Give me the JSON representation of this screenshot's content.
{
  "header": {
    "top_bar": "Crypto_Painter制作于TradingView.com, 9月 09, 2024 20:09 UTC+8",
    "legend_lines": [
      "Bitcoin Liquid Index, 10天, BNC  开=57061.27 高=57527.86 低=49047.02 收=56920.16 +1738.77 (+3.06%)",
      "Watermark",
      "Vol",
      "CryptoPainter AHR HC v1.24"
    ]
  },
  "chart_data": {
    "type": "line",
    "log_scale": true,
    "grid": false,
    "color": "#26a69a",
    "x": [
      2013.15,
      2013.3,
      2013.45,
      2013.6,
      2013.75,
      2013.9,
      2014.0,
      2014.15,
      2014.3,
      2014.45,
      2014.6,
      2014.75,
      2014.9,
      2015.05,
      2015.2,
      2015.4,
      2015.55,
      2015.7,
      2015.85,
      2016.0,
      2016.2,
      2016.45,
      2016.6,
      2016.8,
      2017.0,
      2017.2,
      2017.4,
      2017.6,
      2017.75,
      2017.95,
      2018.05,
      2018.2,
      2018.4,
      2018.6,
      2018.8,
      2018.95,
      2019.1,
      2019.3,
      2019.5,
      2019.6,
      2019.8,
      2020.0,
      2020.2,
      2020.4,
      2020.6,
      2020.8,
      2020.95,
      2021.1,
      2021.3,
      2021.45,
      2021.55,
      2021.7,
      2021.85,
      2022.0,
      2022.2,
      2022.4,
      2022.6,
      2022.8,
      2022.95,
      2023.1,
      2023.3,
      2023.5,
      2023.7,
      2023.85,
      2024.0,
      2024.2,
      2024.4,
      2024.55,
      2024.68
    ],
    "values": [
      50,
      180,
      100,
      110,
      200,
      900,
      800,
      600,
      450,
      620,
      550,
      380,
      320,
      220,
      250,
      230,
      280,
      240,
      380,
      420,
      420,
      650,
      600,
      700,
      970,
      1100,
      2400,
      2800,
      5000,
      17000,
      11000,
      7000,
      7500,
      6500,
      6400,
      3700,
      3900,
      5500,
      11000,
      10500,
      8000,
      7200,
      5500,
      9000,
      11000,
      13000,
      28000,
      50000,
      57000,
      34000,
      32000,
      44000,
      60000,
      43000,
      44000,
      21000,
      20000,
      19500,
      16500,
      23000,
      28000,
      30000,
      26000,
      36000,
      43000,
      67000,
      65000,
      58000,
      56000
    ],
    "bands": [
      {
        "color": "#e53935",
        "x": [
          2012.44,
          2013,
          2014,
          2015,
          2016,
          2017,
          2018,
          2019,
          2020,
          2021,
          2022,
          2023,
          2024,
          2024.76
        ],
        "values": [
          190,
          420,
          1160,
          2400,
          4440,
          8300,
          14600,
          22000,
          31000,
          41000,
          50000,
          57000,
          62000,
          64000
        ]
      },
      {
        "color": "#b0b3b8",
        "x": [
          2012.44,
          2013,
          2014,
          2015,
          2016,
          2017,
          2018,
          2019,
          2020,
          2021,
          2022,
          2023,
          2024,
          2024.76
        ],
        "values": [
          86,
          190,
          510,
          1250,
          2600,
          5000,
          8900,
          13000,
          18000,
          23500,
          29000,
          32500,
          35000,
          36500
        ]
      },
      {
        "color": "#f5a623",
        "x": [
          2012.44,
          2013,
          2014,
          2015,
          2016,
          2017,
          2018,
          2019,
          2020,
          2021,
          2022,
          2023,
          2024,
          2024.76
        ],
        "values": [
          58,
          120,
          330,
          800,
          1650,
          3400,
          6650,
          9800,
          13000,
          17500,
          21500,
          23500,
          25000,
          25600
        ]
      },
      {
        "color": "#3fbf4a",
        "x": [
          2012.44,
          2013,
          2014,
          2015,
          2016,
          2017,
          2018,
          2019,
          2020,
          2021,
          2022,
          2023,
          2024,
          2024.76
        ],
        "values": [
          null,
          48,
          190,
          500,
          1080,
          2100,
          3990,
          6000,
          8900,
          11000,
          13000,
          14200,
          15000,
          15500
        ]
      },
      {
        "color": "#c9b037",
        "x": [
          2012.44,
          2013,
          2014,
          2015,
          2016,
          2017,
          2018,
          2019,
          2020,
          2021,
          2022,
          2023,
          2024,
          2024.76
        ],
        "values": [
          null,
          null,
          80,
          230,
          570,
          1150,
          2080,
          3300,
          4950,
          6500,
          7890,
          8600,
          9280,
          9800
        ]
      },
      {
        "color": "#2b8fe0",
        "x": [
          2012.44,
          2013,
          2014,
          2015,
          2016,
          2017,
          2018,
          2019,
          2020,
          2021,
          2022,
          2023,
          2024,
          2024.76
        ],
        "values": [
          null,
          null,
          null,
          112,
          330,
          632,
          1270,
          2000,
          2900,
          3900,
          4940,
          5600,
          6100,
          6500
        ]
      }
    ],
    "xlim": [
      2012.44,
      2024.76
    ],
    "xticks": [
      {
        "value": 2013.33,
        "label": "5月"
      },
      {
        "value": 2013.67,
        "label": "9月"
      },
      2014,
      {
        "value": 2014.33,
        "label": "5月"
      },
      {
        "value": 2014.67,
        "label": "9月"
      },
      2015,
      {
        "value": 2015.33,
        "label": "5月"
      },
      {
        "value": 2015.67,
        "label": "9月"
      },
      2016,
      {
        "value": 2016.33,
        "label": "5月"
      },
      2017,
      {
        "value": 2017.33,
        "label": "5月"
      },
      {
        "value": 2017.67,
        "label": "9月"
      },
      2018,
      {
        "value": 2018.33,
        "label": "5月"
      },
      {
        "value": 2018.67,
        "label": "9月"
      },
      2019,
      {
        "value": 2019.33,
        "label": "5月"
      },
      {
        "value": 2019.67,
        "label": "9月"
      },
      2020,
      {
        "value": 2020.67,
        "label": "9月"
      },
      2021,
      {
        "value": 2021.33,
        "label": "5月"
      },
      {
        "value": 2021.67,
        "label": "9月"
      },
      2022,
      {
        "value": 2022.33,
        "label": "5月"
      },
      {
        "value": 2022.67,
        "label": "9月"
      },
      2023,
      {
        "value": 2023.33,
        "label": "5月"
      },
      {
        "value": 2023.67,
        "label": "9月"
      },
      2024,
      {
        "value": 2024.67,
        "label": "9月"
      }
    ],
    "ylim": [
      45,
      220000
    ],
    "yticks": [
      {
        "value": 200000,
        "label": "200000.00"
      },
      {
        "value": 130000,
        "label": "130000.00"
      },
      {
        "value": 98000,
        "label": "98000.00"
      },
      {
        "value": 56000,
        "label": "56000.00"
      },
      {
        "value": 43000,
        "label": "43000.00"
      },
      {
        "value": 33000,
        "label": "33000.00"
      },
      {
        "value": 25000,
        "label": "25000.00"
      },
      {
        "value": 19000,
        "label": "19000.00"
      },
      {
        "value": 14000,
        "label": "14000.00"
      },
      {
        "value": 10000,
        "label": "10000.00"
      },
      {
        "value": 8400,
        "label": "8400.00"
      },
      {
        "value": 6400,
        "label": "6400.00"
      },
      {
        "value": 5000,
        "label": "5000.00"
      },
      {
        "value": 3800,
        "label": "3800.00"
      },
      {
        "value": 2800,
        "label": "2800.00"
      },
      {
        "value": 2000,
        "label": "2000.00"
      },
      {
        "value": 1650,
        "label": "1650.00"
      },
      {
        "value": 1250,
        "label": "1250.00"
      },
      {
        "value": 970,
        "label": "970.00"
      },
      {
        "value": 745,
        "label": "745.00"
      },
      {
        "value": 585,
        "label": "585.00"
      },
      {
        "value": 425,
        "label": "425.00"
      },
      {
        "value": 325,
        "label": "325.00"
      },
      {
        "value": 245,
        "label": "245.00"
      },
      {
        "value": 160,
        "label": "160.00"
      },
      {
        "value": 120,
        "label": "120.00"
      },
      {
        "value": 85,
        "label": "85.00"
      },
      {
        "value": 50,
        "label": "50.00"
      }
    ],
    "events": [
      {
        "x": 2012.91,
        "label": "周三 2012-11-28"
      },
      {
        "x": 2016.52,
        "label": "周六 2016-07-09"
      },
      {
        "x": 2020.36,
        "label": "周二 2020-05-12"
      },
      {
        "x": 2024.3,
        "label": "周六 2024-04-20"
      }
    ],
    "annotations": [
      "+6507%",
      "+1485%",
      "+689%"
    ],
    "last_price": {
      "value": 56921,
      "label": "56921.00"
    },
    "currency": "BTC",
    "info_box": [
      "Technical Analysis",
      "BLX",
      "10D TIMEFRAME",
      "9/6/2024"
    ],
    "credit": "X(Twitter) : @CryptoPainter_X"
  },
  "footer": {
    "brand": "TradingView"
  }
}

**Work instructions:** From the listing, copy every line where the string "color" appears.

**Solution for this exercise:**
    "color": "#26a69a",
        "color": "#e53935",
        "color": "#b0b3b8",
        "color": "#f5a623",
        "color": "#3fbf4a",
        "color": "#c9b037",
        "color": "#2b8fe0",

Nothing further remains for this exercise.